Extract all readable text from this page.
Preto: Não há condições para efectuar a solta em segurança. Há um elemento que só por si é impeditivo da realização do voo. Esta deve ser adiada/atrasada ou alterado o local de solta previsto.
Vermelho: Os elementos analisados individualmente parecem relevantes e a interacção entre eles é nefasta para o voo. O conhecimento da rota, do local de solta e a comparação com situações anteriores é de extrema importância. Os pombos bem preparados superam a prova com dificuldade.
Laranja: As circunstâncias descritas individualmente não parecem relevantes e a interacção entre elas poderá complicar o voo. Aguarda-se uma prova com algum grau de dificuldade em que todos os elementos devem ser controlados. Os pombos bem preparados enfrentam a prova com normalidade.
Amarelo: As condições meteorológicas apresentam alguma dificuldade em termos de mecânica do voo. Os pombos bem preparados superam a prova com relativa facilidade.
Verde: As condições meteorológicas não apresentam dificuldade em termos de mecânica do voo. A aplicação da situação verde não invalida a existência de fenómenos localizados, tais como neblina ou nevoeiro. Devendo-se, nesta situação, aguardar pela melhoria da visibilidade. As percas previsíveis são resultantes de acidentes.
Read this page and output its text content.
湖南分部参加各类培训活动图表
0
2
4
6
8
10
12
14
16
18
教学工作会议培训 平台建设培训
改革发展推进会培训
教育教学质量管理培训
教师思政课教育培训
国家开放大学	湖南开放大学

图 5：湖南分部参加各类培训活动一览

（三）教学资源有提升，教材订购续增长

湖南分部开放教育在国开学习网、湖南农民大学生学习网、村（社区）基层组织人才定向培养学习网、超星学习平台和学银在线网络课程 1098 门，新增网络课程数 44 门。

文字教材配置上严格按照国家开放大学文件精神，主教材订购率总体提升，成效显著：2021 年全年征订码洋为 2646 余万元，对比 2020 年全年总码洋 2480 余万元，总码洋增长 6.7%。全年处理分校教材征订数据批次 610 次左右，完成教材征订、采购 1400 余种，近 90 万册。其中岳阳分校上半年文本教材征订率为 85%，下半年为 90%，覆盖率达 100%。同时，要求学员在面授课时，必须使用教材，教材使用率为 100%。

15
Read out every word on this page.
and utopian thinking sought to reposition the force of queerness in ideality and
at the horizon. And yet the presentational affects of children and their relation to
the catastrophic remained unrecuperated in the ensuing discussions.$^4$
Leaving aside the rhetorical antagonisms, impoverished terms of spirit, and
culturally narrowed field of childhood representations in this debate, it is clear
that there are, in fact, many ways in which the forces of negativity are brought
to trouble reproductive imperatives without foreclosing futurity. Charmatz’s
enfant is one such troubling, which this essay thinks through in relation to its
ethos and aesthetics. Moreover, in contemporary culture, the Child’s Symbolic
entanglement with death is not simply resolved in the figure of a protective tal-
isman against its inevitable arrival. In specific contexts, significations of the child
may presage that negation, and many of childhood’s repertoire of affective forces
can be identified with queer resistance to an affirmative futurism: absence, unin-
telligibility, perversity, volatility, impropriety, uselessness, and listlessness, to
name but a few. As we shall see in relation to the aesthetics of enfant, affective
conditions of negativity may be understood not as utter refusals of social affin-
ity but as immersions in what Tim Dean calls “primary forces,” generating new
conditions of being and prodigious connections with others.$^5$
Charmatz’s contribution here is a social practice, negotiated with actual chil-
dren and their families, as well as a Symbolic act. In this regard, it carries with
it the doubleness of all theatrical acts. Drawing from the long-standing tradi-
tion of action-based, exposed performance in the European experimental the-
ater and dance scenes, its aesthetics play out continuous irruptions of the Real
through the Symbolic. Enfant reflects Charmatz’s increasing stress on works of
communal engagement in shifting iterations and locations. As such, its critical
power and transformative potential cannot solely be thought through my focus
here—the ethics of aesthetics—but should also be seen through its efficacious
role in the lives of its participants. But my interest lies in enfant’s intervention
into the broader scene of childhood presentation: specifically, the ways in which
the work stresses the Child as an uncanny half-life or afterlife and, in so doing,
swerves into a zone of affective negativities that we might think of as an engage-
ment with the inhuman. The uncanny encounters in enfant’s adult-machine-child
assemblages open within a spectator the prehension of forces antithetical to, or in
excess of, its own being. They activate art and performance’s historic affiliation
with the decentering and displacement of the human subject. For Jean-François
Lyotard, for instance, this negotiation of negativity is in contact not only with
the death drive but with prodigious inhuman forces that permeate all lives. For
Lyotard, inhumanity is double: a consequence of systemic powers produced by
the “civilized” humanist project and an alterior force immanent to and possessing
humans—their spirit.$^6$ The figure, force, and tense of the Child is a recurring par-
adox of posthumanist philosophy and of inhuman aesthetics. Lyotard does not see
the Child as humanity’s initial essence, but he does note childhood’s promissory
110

####################

## Problem statement
Please list every line of the records that contains "Charmatz".

## Task answer
to trouble reproductive imperatives without foreclosing futurity. Charmatz’s
Charmatz’s contribution here is a social practice, negotiated with actual chil-
through the Symbolic. Enfant reflects Charmatz’s increasing stress on works of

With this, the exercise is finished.